Start Dataset content
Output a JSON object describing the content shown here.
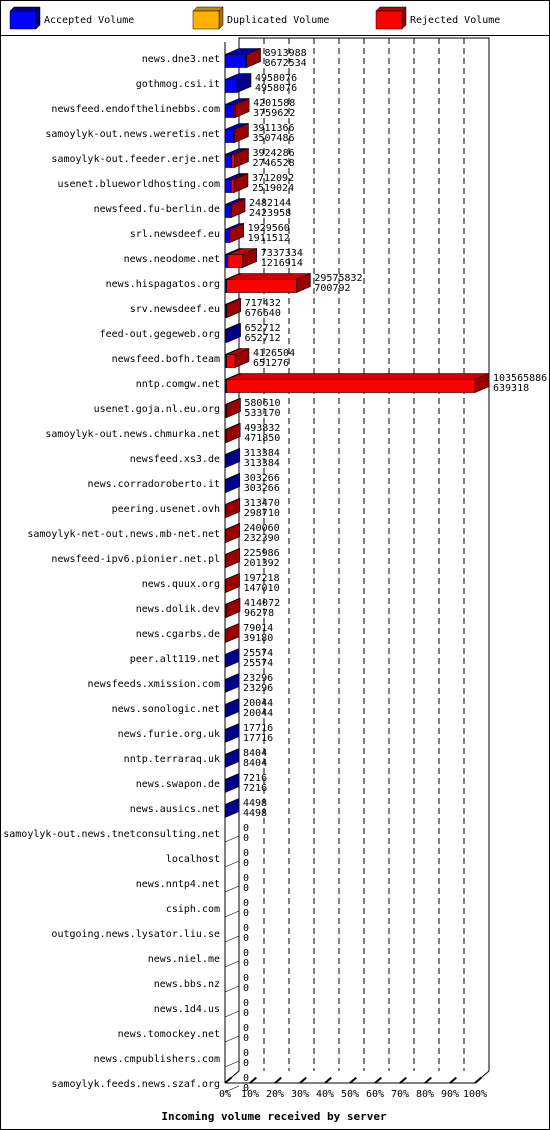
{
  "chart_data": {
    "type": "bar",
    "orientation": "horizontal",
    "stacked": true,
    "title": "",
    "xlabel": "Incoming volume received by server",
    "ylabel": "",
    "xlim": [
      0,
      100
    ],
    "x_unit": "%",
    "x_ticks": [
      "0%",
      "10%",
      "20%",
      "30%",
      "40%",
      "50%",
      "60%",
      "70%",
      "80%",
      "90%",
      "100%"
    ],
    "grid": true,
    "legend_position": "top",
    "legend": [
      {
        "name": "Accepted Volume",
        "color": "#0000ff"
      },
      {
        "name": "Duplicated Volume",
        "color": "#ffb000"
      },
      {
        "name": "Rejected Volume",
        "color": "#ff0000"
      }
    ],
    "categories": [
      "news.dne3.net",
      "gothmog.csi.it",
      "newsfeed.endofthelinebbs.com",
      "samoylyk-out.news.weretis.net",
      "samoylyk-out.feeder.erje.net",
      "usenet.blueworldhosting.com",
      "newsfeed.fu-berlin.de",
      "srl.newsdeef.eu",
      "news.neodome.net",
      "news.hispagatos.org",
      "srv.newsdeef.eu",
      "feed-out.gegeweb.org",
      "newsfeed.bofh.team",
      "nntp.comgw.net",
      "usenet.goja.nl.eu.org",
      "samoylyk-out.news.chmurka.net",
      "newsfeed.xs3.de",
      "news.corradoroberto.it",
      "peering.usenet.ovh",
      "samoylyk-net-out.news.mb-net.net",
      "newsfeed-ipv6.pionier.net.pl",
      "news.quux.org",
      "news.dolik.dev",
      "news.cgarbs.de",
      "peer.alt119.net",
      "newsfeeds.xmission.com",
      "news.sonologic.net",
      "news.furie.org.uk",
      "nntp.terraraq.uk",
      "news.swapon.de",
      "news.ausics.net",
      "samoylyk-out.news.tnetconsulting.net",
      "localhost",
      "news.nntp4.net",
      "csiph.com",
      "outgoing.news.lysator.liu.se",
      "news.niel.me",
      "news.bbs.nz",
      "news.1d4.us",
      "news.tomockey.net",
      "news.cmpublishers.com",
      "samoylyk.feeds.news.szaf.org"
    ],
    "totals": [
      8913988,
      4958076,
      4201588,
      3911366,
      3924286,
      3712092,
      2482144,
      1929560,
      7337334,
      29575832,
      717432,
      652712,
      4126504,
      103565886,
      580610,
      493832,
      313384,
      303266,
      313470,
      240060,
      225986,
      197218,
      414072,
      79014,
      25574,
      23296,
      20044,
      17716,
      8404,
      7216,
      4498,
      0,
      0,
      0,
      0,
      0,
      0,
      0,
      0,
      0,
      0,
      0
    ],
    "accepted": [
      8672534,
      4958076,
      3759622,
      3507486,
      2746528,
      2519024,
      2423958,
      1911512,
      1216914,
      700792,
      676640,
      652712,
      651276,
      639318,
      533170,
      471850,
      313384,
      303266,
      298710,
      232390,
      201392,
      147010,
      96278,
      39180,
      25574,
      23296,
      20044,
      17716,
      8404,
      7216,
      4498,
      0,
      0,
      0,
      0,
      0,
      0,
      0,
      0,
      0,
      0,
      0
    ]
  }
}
End Dataset content
Every line should be retyped exactly, with the pictures omitted.

Output a JSON object describing the content shown here.
{
  "chart_data": {
    "type": "bar",
    "orientation": "horizontal",
    "stacked": true,
    "title": "",
    "xlabel": "Incoming volume received by server",
    "ylabel": "",
    "xlim": [
      0,
      100
    ],
    "x_unit": "%",
    "x_ticks": [
      "0%",
      "10%",
      "20%",
      "30%",
      "40%",
      "50%",
      "60%",
      "70%",
      "80%",
      "90%",
      "100%"
    ],
    "grid": true,
    "legend_position": "top",
    "legend": [
      {
        "name": "Accepted Volume",
        "color": "#0000ff"
      },
      {
        "name": "Duplicated Volume",
        "color": "#ffb000"
      },
      {
        "name": "Rejected Volume",
        "color": "#ff0000"
      }
    ],
    "categories": [
      "news.dne3.net",
      "gothmog.csi.it",
      "newsfeed.endofthelinebbs.com",
      "samoylyk-out.news.weretis.net",
      "samoylyk-out.feeder.erje.net",
      "usenet.blueworldhosting.com",
      "newsfeed.fu-berlin.de",
      "srl.newsdeef.eu",
      "news.neodome.net",
      "news.hispagatos.org",
      "srv.newsdeef.eu",
      "feed-out.gegeweb.org",
      "newsfeed.bofh.team",
      "nntp.comgw.net",
      "usenet.goja.nl.eu.org",
      "samoylyk-out.news.chmurka.net",
      "newsfeed.xs3.de",
      "news.corradoroberto.it",
      "peering.usenet.ovh",
      "samoylyk-net-out.news.mb-net.net",
      "newsfeed-ipv6.pionier.net.pl",
      "news.quux.org",
      "news.dolik.dev",
      "news.cgarbs.de",
      "peer.alt119.net",
      "newsfeeds.xmission.com",
      "news.sonologic.net",
      "news.furie.org.uk",
      "nntp.terraraq.uk",
      "news.swapon.de",
      "news.ausics.net",
      "samoylyk-out.news.tnetconsulting.net",
      "localhost",
      "news.nntp4.net",
      "csiph.com",
      "outgoing.news.lysator.liu.se",
      "news.niel.me",
      "news.bbs.nz",
      "news.1d4.us",
      "news.tomockey.net",
      "news.cmpublishers.com",
      "samoylyk.feeds.news.szaf.org"
    ],
    "totals": [
      8913988,
      4958076,
      4201588,
      3911366,
      3924286,
      3712092,
      2482144,
      1929560,
      7337334,
      29575832,
      717432,
      652712,
      4126504,
      103565886,
      580610,
      493832,
      313384,
      303266,
      313470,
      240060,
      225986,
      197218,
      414072,
      79014,
      25574,
      23296,
      20044,
      17716,
      8404,
      7216,
      4498,
      0,
      0,
      0,
      0,
      0,
      0,
      0,
      0,
      0,
      0,
      0
    ],
    "accepted": [
      8672534,
      4958076,
      3759622,
      3507486,
      2746528,
      2519024,
      2423958,
      1911512,
      1216914,
      700792,
      676640,
      652712,
      651276,
      639318,
      533170,
      471850,
      313384,
      303266,
      298710,
      232390,
      201392,
      147010,
      96278,
      39180,
      25574,
      23296,
      20044,
      17716,
      8404,
      7216,
      4498,
      0,
      0,
      0,
      0,
      0,
      0,
      0,
      0,
      0,
      0,
      0
    ]
  }
}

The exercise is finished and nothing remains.